What is being asked:
Copy out the listing that follows exactly, dropping every picture.

Task inputs:

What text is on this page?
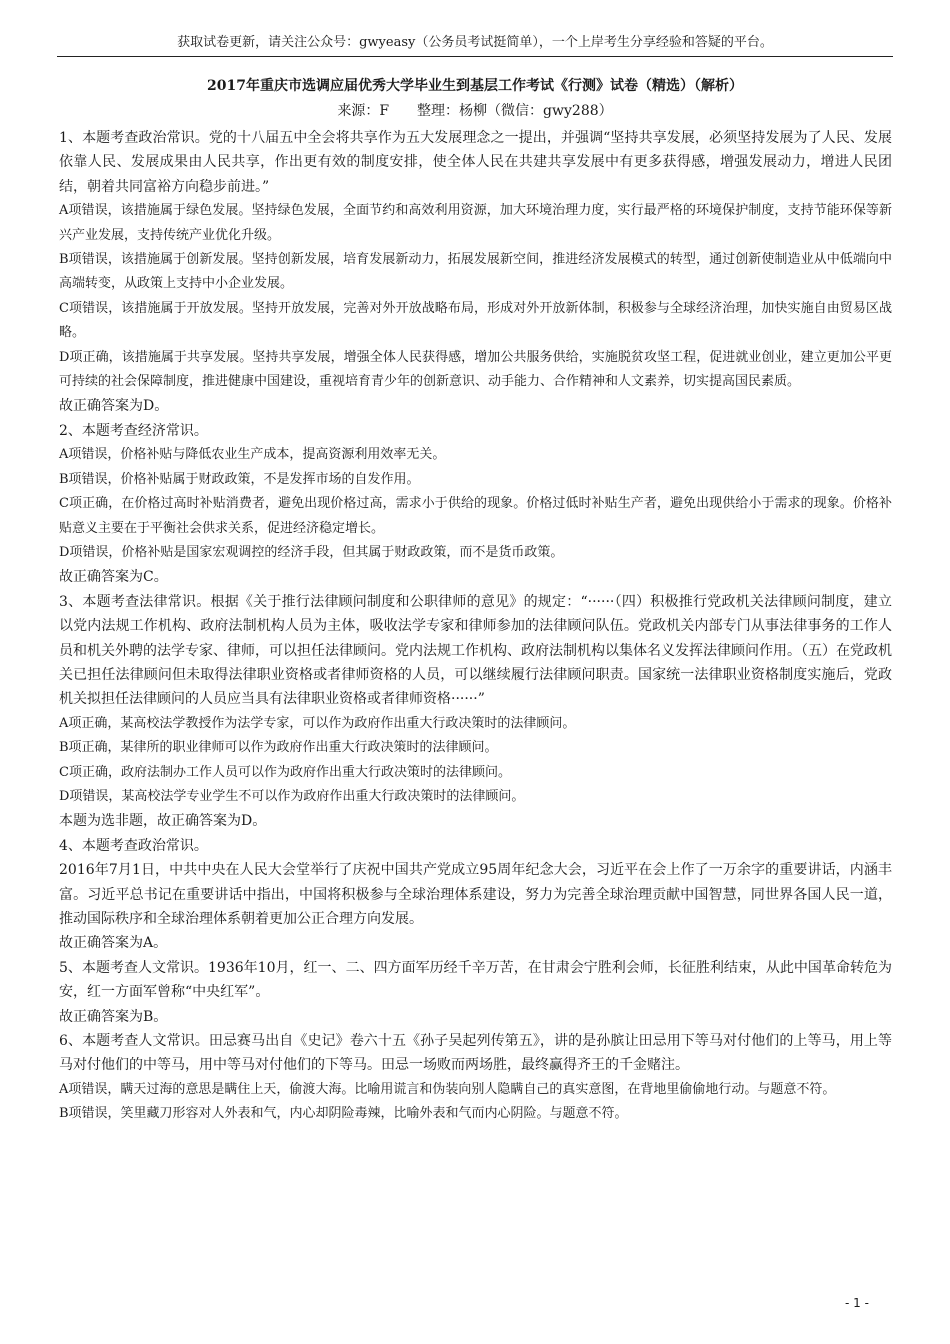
获取试卷更新，请关注公众号：gwyeasy（公务员考试挺简单），一个上岸考生分享经验和答疑的平台。
2017年重庆市选调应届优秀大学毕业生到基层工作考试《行测》试卷（精选）（解析）
来源：F　　整理：杨柳（微信：gwy288）

1、本题考查政治常识。党的十八届五中全会将共享作为五大发展理念之一提出，并强调“坚持共享发展，必须坚持发展为了人民、发展依靠人民、发展成果由人民共享，作出更有效的制度安排，使全体人民在共建共享发展中有更多获得感，增强发展动力，增进人民团结，朝着共同富裕方向稳步前进。”

A项错误，该措施属于绿色发展。坚持绿色发展，全面节约和高效利用资源，加大环境治理力度，实行最严格的环境保护制度，支持节能环保等新兴产业发展，支持传统产业优化升级。

B项错误，该措施属于创新发展。坚持创新发展，培育发展新动力，拓展发展新空间，推进经济发展模式的转型，通过创新使制造业从中低端向中高端转变，从政策上支持中小企业发展。

C项错误，该措施属于开放发展。坚持开放发展，完善对外开放战略布局，形成对外开放新体制，积极参与全球经济治理，加快实施自由贸易区战略。

D项正确，该措施属于共享发展。坚持共享发展，增强全体人民获得感，增加公共服务供给，实施脱贫攻坚工程，促进就业创业，建立更加公平更可持续的社会保障制度，推进健康中国建设，重视培育青少年的创新意识、动手能力、合作精神和人文素养，切实提高国民素质。

故正确答案为D。

2、本题考查经济常识。

A项错误，价格补贴与降低农业生产成本，提高资源利用效率无关。

B项错误，价格补贴属于财政政策，不是发挥市场的自发作用。

C项正确，在价格过高时补贴消费者，避免出现价格过高，需求小于供给的现象。价格过低时补贴生产者，避免出现供给小于需求的现象。价格补贴意义主要在于平衡社会供求关系，促进经济稳定增长。

D项错误，价格补贴是国家宏观调控的经济手段，但其属于财政政策，而不是货币政策。

故正确答案为C。

3、本题考查法律常识。根据《关于推行法律顾问制度和公职律师的意见》的规定：“······（四）积极推行党政机关法律顾问制度，建立以党内法规工作机构、政府法制机构人员为主体，吸收法学专家和律师参加的法律顾问队伍。党政机关内部专门从事法律事务的工作人员和机关外聘的法学专家、律师，可以担任法律顾问。党内法规工作机构、政府法制机构以集体名义发挥法律顾问作用。（五）在党政机关已担任法律顾问但未取得法律职业资格或者律师资格的人员，可以继续履行法律顾问职责。国家统一法律职业资格制度实施后，党政机关拟担任法律顾问的人员应当具有法律职业资格或者律师资格······”

A项正确，某高校法学教授作为法学专家，可以作为政府作出重大行政决策时的法律顾问。

B项正确，某律所的职业律师可以作为政府作出重大行政决策时的法律顾问。

C项正确，政府法制办工作人员可以作为政府作出重大行政决策时的法律顾问。

D项错误，某高校法学专业学生不可以作为政府作出重大行政决策时的法律顾问。

本题为选非题，故正确答案为D。

4、本题考查政治常识。

2016年7月1日，中共中央在人民大会堂举行了庆祝中国共产党成立95周年纪念大会，习近平在会上作了一万余字的重要讲话，内涵丰富。习近平总书记在重要讲话中指出，中国将积极参与全球治理体系建设，努力为完善全球治理贡献中国智慧，同世界各国人民一道，推动国际秩序和全球治理体系朝着更加公正合理方向发展。

故正确答案为A。

5、本题考查人文常识。1936年10月，红一、二、四方面军历经千辛万苦，在甘肃会宁胜利会师，长征胜利结束，从此中国革命转危为安，红一方面军曾称“中央红军”。

故正确答案为B。

6、本题考查人文常识。田忌赛马出自《史记》卷六十五《孙子吴起列传第五》，讲的是孙膑让田忌用下等马对付他们的上等马，用上等马对付他们的中等马，用中等马对付他们的下等马。田忌一场败而两场胜，最终赢得齐王的千金赌注。

A项错误，瞒天过海的意思是瞒住上天，偷渡大海。比喻用谎言和伪装向别人隐瞒自己的真实意图，在背地里偷偷地行动。与题意不符。

B项错误，笑里藏刀形容对人外表和气，内心却阴险毒辣，比喻外表和气而内心阴险。与题意不符。

- 1 -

Answer:
What text is on this page?
获取试卷更新，请关注公众号：gwyeasy（公务员考试挺简单），一个上岸考生分享经验和答疑的平台。
2017年重庆市选调应届优秀大学毕业生到基层工作考试《行测》试卷（精选）（解析）
来源：F　　整理：杨柳（微信：gwy288）

1、本题考查政治常识。党的十八届五中全会将共享作为五大发展理念之一提出，并强调“坚持共享发展，必须坚持发展为了人民、发展依靠人民、发展成果由人民共享，作出更有效的制度安排，使全体人民在共建共享发展中有更多获得感，增强发展动力，增进人民团结，朝着共同富裕方向稳步前进。”

A项错误，该措施属于绿色发展。坚持绿色发展，全面节约和高效利用资源，加大环境治理力度，实行最严格的环境保护制度，支持节能环保等新兴产业发展，支持传统产业优化升级。

B项错误，该措施属于创新发展。坚持创新发展，培育发展新动力，拓展发展新空间，推进经济发展模式的转型，通过创新使制造业从中低端向中高端转变，从政策上支持中小企业发展。

C项错误，该措施属于开放发展。坚持开放发展，完善对外开放战略布局，形成对外开放新体制，积极参与全球经济治理，加快实施自由贸易区战略。

D项正确，该措施属于共享发展。坚持共享发展，增强全体人民获得感，增加公共服务供给，实施脱贫攻坚工程，促进就业创业，建立更加公平更可持续的社会保障制度，推进健康中国建设，重视培育青少年的创新意识、动手能力、合作精神和人文素养，切实提高国民素质。

故正确答案为D。

2、本题考查经济常识。

A项错误，价格补贴与降低农业生产成本，提高资源利用效率无关。

B项错误，价格补贴属于财政政策，不是发挥市场的自发作用。

C项正确，在价格过高时补贴消费者，避免出现价格过高，需求小于供给的现象。价格过低时补贴生产者，避免出现供给小于需求的现象。价格补贴意义主要在于平衡社会供求关系，促进经济稳定增长。

D项错误，价格补贴是国家宏观调控的经济手段，但其属于财政政策，而不是货币政策。

故正确答案为C。

3、本题考查法律常识。根据《关于推行法律顾问制度和公职律师的意见》的规定：“······（四）积极推行党政机关法律顾问制度，建立以党内法规工作机构、政府法制机构人员为主体，吸收法学专家和律师参加的法律顾问队伍。党政机关内部专门从事法律事务的工作人员和机关外聘的法学专家、律师，可以担任法律顾问。党内法规工作机构、政府法制机构以集体名义发挥法律顾问作用。（五）在党政机关已担任法律顾问但未取得法律职业资格或者律师资格的人员，可以继续履行法律顾问职责。国家统一法律职业资格制度实施后，党政机关拟担任法律顾问的人员应当具有法律职业资格或者律师资格······”

A项正确，某高校法学教授作为法学专家，可以作为政府作出重大行政决策时的法律顾问。

B项正确，某律所的职业律师可以作为政府作出重大行政决策时的法律顾问。

C项正确，政府法制办工作人员可以作为政府作出重大行政决策时的法律顾问。

D项错误，某高校法学专业学生不可以作为政府作出重大行政决策时的法律顾问。

本题为选非题，故正确答案为D。

4、本题考查政治常识。

2016年7月1日，中共中央在人民大会堂举行了庆祝中国共产党成立95周年纪念大会，习近平在会上作了一万余字的重要讲话，内涵丰富。习近平总书记在重要讲话中指出，中国将积极参与全球治理体系建设，努力为完善全球治理贡献中国智慧，同世界各国人民一道，推动国际秩序和全球治理体系朝着更加公正合理方向发展。

故正确答案为A。

5、本题考查人文常识。1936年10月，红一、二、四方面军历经千辛万苦，在甘肃会宁胜利会师，长征胜利结束，从此中国革命转危为安，红一方面军曾称“中央红军”。

故正确答案为B。

6、本题考查人文常识。田忌赛马出自《史记》卷六十五《孙子吴起列传第五》，讲的是孙膑让田忌用下等马对付他们的上等马，用上等马对付他们的中等马，用中等马对付他们的下等马。田忌一场败而两场胜，最终赢得齐王的千金赌注。

A项错误，瞒天过海的意思是瞒住上天，偷渡大海。比喻用谎言和伪装向别人隐瞒自己的真实意图，在背地里偷偷地行动。与题意不符。

B项错误，笑里藏刀形容对人外表和气，内心却阴险毒辣，比喻外表和气而内心阴险。与题意不符。

- 1 -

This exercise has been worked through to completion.